**EXTRACTED DATA**
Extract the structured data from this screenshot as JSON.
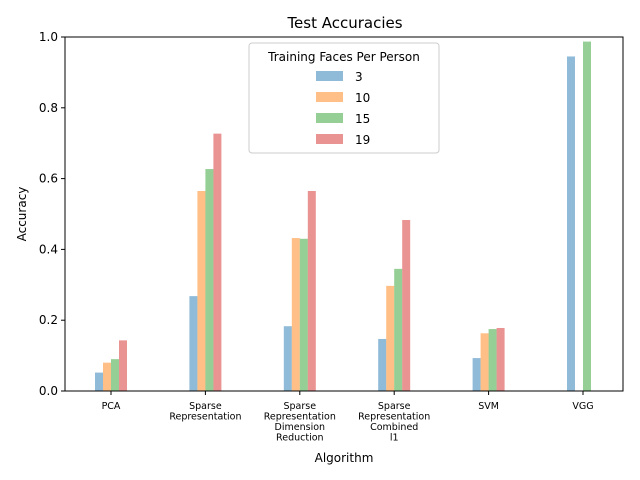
{
  "chart_data": {
    "type": "bar",
    "title": "Test Accuracies",
    "xlabel": "Algorithm",
    "ylabel": "Accuracy",
    "ylim": [
      0,
      1.0
    ],
    "yticks": [
      "0.0",
      "0.2",
      "0.4",
      "0.6",
      "0.8",
      "1.0"
    ],
    "grid": false,
    "legend_title": "Training Faces Per Person",
    "legend_position": "top-center",
    "categories": [
      [
        "PCA"
      ],
      [
        "Sparse",
        "Representation"
      ],
      [
        "Sparse",
        "Representation",
        "Dimension",
        "Reduction"
      ],
      [
        "Sparse",
        "Representation",
        "Combined",
        "l1"
      ],
      [
        "SVM"
      ],
      [
        "VGG"
      ]
    ],
    "series": [
      {
        "name": "3",
        "color": "#1f77b4",
        "values": [
          0.052,
          0.268,
          0.183,
          0.147,
          0.093,
          0.945
        ]
      },
      {
        "name": "10",
        "color": "#ff7f0e",
        "values": [
          0.08,
          0.565,
          0.432,
          0.297,
          0.163,
          null
        ]
      },
      {
        "name": "15",
        "color": "#2ca02c",
        "values": [
          0.09,
          0.627,
          0.43,
          0.345,
          0.175,
          0.987
        ]
      },
      {
        "name": "19",
        "color": "#d62728",
        "values": [
          0.143,
          0.727,
          0.565,
          0.483,
          0.178,
          null
        ]
      }
    ]
  }
}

**WRITTEN PROBLEM**
Make an exact copy of the listing above. Do not include the pictures.

**THE ANSWER**
Extract the structured data from this screenshot as JSON.
{
  "chart_data": {
    "type": "bar",
    "title": "Test Accuracies",
    "xlabel": "Algorithm",
    "ylabel": "Accuracy",
    "ylim": [
      0,
      1.0
    ],
    "yticks": [
      "0.0",
      "0.2",
      "0.4",
      "0.6",
      "0.8",
      "1.0"
    ],
    "grid": false,
    "legend_title": "Training Faces Per Person",
    "legend_position": "top-center",
    "categories": [
      [
        "PCA"
      ],
      [
        "Sparse",
        "Representation"
      ],
      [
        "Sparse",
        "Representation",
        "Dimension",
        "Reduction"
      ],
      [
        "Sparse",
        "Representation",
        "Combined",
        "l1"
      ],
      [
        "SVM"
      ],
      [
        "VGG"
      ]
    ],
    "series": [
      {
        "name": "3",
        "color": "#1f77b4",
        "values": [
          0.052,
          0.268,
          0.183,
          0.147,
          0.093,
          0.945
        ]
      },
      {
        "name": "10",
        "color": "#ff7f0e",
        "values": [
          0.08,
          0.565,
          0.432,
          0.297,
          0.163,
          null
        ]
      },
      {
        "name": "15",
        "color": "#2ca02c",
        "values": [
          0.09,
          0.627,
          0.43,
          0.345,
          0.175,
          0.987
        ]
      },
      {
        "name": "19",
        "color": "#d62728",
        "values": [
          0.143,
          0.727,
          0.565,
          0.483,
          0.178,
          null
        ]
      }
    ]
  }
}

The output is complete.